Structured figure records
· · · · · · ·
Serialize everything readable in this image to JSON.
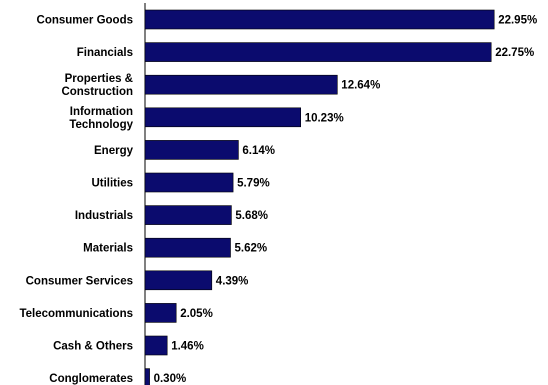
{
  "chart_data": {
    "type": "bar",
    "orientation": "horizontal",
    "categories": [
      [
        "Consumer Goods"
      ],
      [
        "Financials"
      ],
      [
        "Properties &",
        "Construction"
      ],
      [
        "Information",
        "Technology"
      ],
      [
        "Energy"
      ],
      [
        "Utilities"
      ],
      [
        "Industrials"
      ],
      [
        "Materials"
      ],
      [
        "Consumer Services"
      ],
      [
        "Telecommunications"
      ],
      [
        "Cash & Others"
      ],
      [
        "Conglomerates"
      ]
    ],
    "values": [
      22.95,
      22.75,
      12.64,
      10.23,
      6.14,
      5.79,
      5.68,
      5.62,
      4.39,
      2.05,
      1.46,
      0.3
    ],
    "value_labels": [
      "22.95%",
      "22.75%",
      "12.64%",
      "10.23%",
      "6.14%",
      "5.79%",
      "5.68%",
      "5.62%",
      "4.39%",
      "2.05%",
      "1.46%",
      "0.30%"
    ],
    "xlim": [
      0,
      23
    ],
    "bar_color": "#0b0b6e",
    "grid": false,
    "legend": "none"
  }
}
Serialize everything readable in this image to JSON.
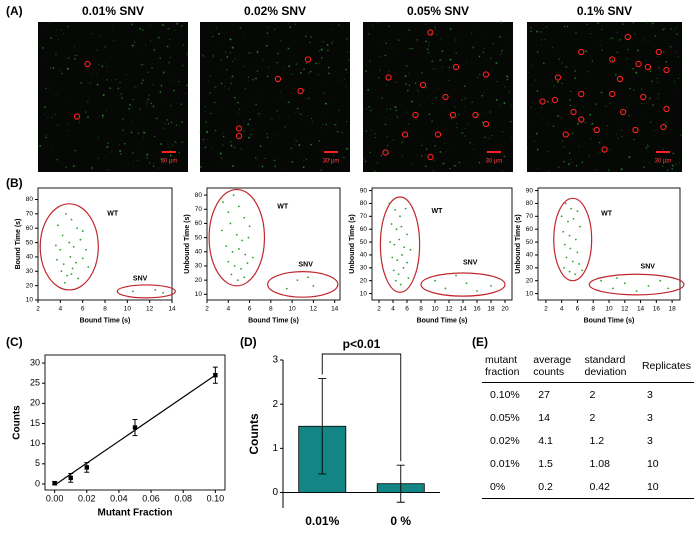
{
  "panel_labels": [
    "(A)",
    "(B)",
    "(C)",
    "(D)",
    "(E)"
  ],
  "images": [
    {
      "title": "0.01% SNV",
      "scale_bar": "30 μm"
    },
    {
      "title": "0.02% SNV",
      "scale_bar": "30 μm"
    },
    {
      "title": "0.05% SNV",
      "scale_bar": "30 μm"
    },
    {
      "title": "0.1% SNV",
      "scale_bar": "30 μm"
    }
  ],
  "chart_data": [
    {
      "type": "scatter",
      "xlabel": "Bound Time (s)",
      "ylabel": "Bound Time (s)",
      "annotations": [
        "WT",
        "SNV"
      ],
      "color": "#2e9e2e",
      "xlim": [
        2,
        14
      ],
      "xticks": [
        2,
        4,
        6,
        8,
        10,
        12,
        14
      ],
      "ylim": [
        10,
        88
      ],
      "yticks": [
        10,
        20,
        30,
        40,
        50,
        60,
        70,
        80
      ],
      "x": [
        3.8,
        4.2,
        4.5,
        5,
        5.5,
        6,
        3.6,
        4,
        4.8,
        5.2,
        5.8,
        6.3,
        3.7,
        4.3,
        4.9,
        5.4,
        6,
        4.1,
        4.6,
        5.1,
        5.6,
        4.4,
        5,
        6.5,
        10.5,
        12.5,
        13.2
      ],
      "values": [
        62,
        55,
        70,
        66,
        60,
        58,
        48,
        45,
        50,
        47,
        52,
        45,
        38,
        35,
        40,
        36,
        39,
        30,
        27,
        32,
        25,
        22,
        28,
        33,
        16,
        17,
        15
      ]
    },
    {
      "type": "scatter",
      "xlabel": "Bound Time (s)",
      "ylabel": "Unbound Time (s)",
      "annotations": [
        "WT",
        "SNV"
      ],
      "color": "#2e9e2e",
      "xlim": [
        2,
        14.5
      ],
      "xticks": [
        2,
        4,
        6,
        8,
        10,
        12,
        14
      ],
      "ylim": [
        6,
        85
      ],
      "yticks": [
        10,
        20,
        30,
        40,
        50,
        60,
        70,
        80
      ],
      "x": [
        3.5,
        4,
        4.5,
        5,
        5.5,
        6,
        3.4,
        4.2,
        4.8,
        5.3,
        5.9,
        3.8,
        4.4,
        5,
        5.6,
        6.3,
        4,
        4.6,
        5.2,
        5.8,
        4.3,
        4.9,
        5.5,
        9.5,
        10.5,
        11.5,
        12
      ],
      "values": [
        75,
        68,
        80,
        72,
        64,
        58,
        55,
        60,
        52,
        48,
        50,
        44,
        40,
        42,
        38,
        36,
        33,
        30,
        28,
        32,
        24,
        20,
        22,
        14,
        20,
        22,
        16
      ]
    },
    {
      "type": "scatter",
      "xlabel": "Bound Time (s)",
      "ylabel": "Unbound Time (s)",
      "annotations": [
        "WT",
        "SNV"
      ],
      "color": "#2e9e2e",
      "xlim": [
        1,
        21
      ],
      "xticks": [
        2,
        4,
        6,
        8,
        10,
        12,
        14,
        16,
        18,
        20
      ],
      "ylim": [
        5,
        92
      ],
      "yticks": [
        10,
        20,
        30,
        40,
        50,
        60,
        70,
        80,
        90
      ],
      "x": [
        3.5,
        4.3,
        5,
        5.8,
        3.8,
        4.5,
        5.2,
        6,
        3.6,
        4.2,
        4.9,
        5.6,
        6.5,
        3.9,
        4.6,
        5.3,
        6,
        4.1,
        4.8,
        5.5,
        4.4,
        5.1,
        6.2,
        10,
        11.5,
        13,
        14.5,
        16,
        18
      ],
      "values": [
        80,
        75,
        70,
        76,
        64,
        60,
        62,
        56,
        50,
        48,
        52,
        46,
        44,
        38,
        36,
        40,
        34,
        28,
        25,
        30,
        20,
        17,
        22,
        20,
        14,
        24,
        18,
        12,
        16
      ]
    },
    {
      "type": "scatter",
      "xlabel": "Bound Time (s)",
      "ylabel": "Unbound Time (s)",
      "annotations": [
        "WT",
        "SNV"
      ],
      "color": "#2e9e2e",
      "xlim": [
        1,
        19
      ],
      "xticks": [
        2,
        4,
        6,
        8,
        10,
        12,
        14,
        16,
        18
      ],
      "ylim": [
        5,
        92
      ],
      "yticks": [
        10,
        20,
        30,
        40,
        50,
        60,
        70,
        80,
        90
      ],
      "x": [
        4.5,
        5.2,
        6,
        4,
        4.8,
        5.5,
        6.3,
        4.2,
        5,
        5.8,
        4.4,
        5.1,
        6,
        4.6,
        5.4,
        6.2,
        4.3,
        5,
        5.7,
        6.6,
        9,
        10.5,
        12,
        13.5,
        15,
        16.5,
        17.5,
        11
      ],
      "values": [
        80,
        76,
        74,
        70,
        66,
        68,
        62,
        58,
        55,
        52,
        48,
        45,
        42,
        38,
        35,
        33,
        30,
        27,
        25,
        28,
        20,
        14,
        18,
        12,
        16,
        20,
        14,
        22
      ]
    },
    {
      "type": "line",
      "xlabel": "Mutant Fraction",
      "ylabel": "Counts",
      "color": "#000000",
      "xlim": [
        -0.006,
        0.106
      ],
      "xticks": [
        {
          "value": 0,
          "label": "0.00"
        },
        {
          "value": 0.02,
          "label": "0.02"
        },
        {
          "value": 0.04,
          "label": "0.04"
        },
        {
          "value": 0.06,
          "label": "0.06"
        },
        {
          "value": 0.08,
          "label": "0.08"
        },
        {
          "value": 0.1,
          "label": "0.10"
        }
      ],
      "ylim": [
        -1.5,
        32
      ],
      "yticks": [
        0,
        5,
        10,
        15,
        20,
        25,
        30
      ],
      "x": [
        0,
        0.01,
        0.02,
        0.05,
        0.1
      ],
      "values": [
        0.2,
        1.5,
        4.1,
        14,
        27
      ],
      "errors": [
        0.42,
        1.08,
        1.2,
        2,
        2
      ],
      "fit": {
        "x": [
          0,
          0.1
        ],
        "values": [
          -0.3,
          27
        ]
      }
    },
    {
      "type": "bar",
      "ylabel": "Counts",
      "annotation": "p<0.01",
      "color": "#138585",
      "categories": [
        "0.01%",
        "0 %"
      ],
      "values": [
        1.5,
        0.2
      ],
      "errors": [
        1.08,
        0.42
      ],
      "ylim": [
        -0.35,
        3
      ],
      "yticks": [
        0,
        1,
        2,
        3
      ]
    }
  ],
  "table": {
    "header": [
      "mutant fraction",
      "average counts",
      "standard deviation",
      "Replicates"
    ],
    "rows": [
      [
        "0.10%",
        "27",
        "2",
        "3"
      ],
      [
        "0.05%",
        "14",
        "2",
        "3"
      ],
      [
        "0.02%",
        "4.1",
        "1.2",
        "3"
      ],
      [
        "0.01%",
        "1.5",
        "1.08",
        "10"
      ],
      [
        "0%",
        "0.2",
        "0.42",
        "10"
      ]
    ]
  }
}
· · · · · · ·
Exercise brief —
Search the preceding listing for "title" and extract every line where it is found.

Complete output —
      "title": "0.01% SNV",
      "title": "0.02% SNV",
      "title": "0.05% SNV",
      "title": "0.1% SNV",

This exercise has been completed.